## start

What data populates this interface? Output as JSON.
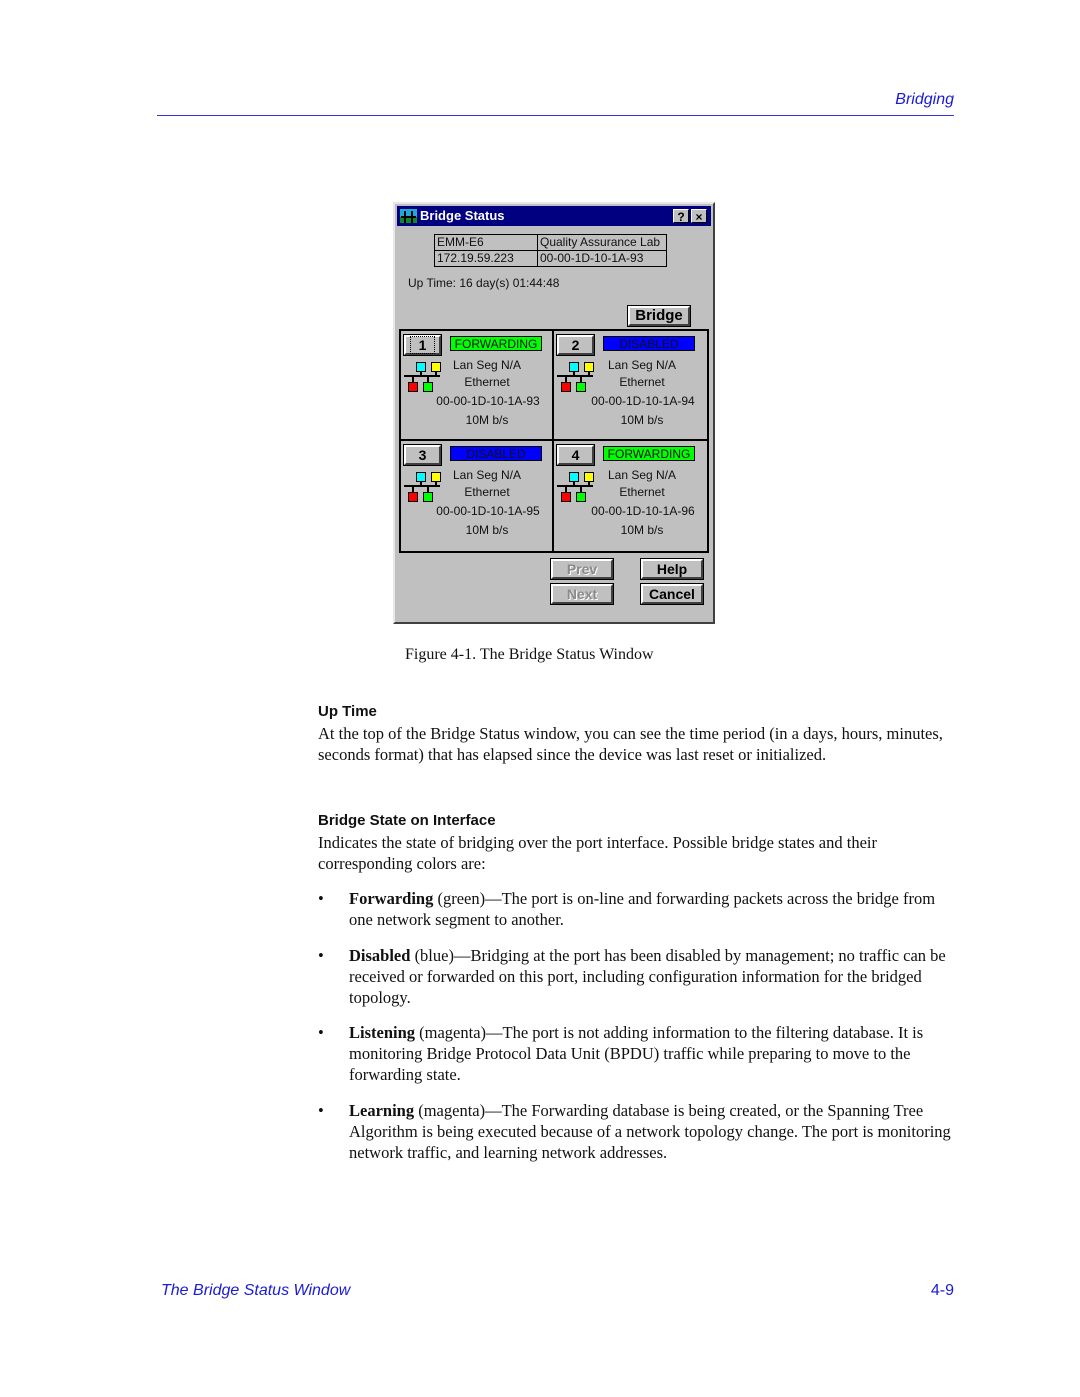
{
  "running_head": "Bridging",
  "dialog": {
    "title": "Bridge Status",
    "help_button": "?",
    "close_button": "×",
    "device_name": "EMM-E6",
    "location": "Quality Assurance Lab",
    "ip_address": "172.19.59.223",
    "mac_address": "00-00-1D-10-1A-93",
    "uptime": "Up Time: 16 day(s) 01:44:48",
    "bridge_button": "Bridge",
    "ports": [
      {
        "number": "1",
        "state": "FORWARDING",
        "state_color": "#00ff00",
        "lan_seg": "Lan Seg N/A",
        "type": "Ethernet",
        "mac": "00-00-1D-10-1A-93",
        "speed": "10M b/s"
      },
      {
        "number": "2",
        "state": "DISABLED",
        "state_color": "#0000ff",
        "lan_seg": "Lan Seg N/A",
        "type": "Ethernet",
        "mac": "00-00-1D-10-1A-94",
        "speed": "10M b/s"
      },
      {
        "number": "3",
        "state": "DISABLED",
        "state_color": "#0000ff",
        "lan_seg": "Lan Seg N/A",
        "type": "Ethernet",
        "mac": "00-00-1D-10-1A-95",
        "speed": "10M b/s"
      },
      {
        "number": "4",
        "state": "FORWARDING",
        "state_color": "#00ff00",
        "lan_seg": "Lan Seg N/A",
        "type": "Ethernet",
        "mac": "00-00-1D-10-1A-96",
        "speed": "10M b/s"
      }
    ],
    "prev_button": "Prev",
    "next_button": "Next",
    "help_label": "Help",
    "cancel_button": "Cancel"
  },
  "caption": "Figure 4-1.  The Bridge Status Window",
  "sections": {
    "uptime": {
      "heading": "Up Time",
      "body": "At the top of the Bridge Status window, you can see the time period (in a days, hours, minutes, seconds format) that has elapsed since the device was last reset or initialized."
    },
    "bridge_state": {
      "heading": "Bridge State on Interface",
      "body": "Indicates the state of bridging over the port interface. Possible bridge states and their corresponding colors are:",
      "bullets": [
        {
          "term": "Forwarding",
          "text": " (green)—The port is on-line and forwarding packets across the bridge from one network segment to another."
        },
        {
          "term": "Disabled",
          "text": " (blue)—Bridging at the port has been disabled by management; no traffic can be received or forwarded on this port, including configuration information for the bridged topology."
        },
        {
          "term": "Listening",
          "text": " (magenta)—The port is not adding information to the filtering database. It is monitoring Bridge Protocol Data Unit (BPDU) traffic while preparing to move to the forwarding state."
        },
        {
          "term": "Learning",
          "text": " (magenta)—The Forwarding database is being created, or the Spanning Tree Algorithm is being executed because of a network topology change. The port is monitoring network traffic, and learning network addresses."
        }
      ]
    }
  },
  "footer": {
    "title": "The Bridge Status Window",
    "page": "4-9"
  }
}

## end

**Requirements**
Your task is to reproduce all of the material exactly. The pictures stay out.

**Reply**
What data populates this interface? Output as JSON.
{
  "running_head": "Bridging",
  "dialog": {
    "title": "Bridge Status",
    "help_button": "?",
    "close_button": "×",
    "device_name": "EMM-E6",
    "location": "Quality Assurance Lab",
    "ip_address": "172.19.59.223",
    "mac_address": "00-00-1D-10-1A-93",
    "uptime": "Up Time: 16 day(s) 01:44:48",
    "bridge_button": "Bridge",
    "ports": [
      {
        "number": "1",
        "state": "FORWARDING",
        "state_color": "#00ff00",
        "lan_seg": "Lan Seg N/A",
        "type": "Ethernet",
        "mac": "00-00-1D-10-1A-93",
        "speed": "10M b/s"
      },
      {
        "number": "2",
        "state": "DISABLED",
        "state_color": "#0000ff",
        "lan_seg": "Lan Seg N/A",
        "type": "Ethernet",
        "mac": "00-00-1D-10-1A-94",
        "speed": "10M b/s"
      },
      {
        "number": "3",
        "state": "DISABLED",
        "state_color": "#0000ff",
        "lan_seg": "Lan Seg N/A",
        "type": "Ethernet",
        "mac": "00-00-1D-10-1A-95",
        "speed": "10M b/s"
      },
      {
        "number": "4",
        "state": "FORWARDING",
        "state_color": "#00ff00",
        "lan_seg": "Lan Seg N/A",
        "type": "Ethernet",
        "mac": "00-00-1D-10-1A-96",
        "speed": "10M b/s"
      }
    ],
    "prev_button": "Prev",
    "next_button": "Next",
    "help_label": "Help",
    "cancel_button": "Cancel"
  },
  "caption": "Figure 4-1.  The Bridge Status Window",
  "sections": {
    "uptime": {
      "heading": "Up Time",
      "body": "At the top of the Bridge Status window, you can see the time period (in a days, hours, minutes, seconds format) that has elapsed since the device was last reset or initialized."
    },
    "bridge_state": {
      "heading": "Bridge State on Interface",
      "body": "Indicates the state of bridging over the port interface. Possible bridge states and their corresponding colors are:",
      "bullets": [
        {
          "term": "Forwarding",
          "text": " (green)—The port is on-line and forwarding packets across the bridge from one network segment to another."
        },
        {
          "term": "Disabled",
          "text": " (blue)—Bridging at the port has been disabled by management; no traffic can be received or forwarded on this port, including configuration information for the bridged topology."
        },
        {
          "term": "Listening",
          "text": " (magenta)—The port is not adding information to the filtering database. It is monitoring Bridge Protocol Data Unit (BPDU) traffic while preparing to move to the forwarding state."
        },
        {
          "term": "Learning",
          "text": " (magenta)—The Forwarding database is being created, or the Spanning Tree Algorithm is being executed because of a network topology change. The port is monitoring network traffic, and learning network addresses."
        }
      ]
    }
  },
  "footer": {
    "title": "The Bridge Status Window",
    "page": "4-9"
  }
}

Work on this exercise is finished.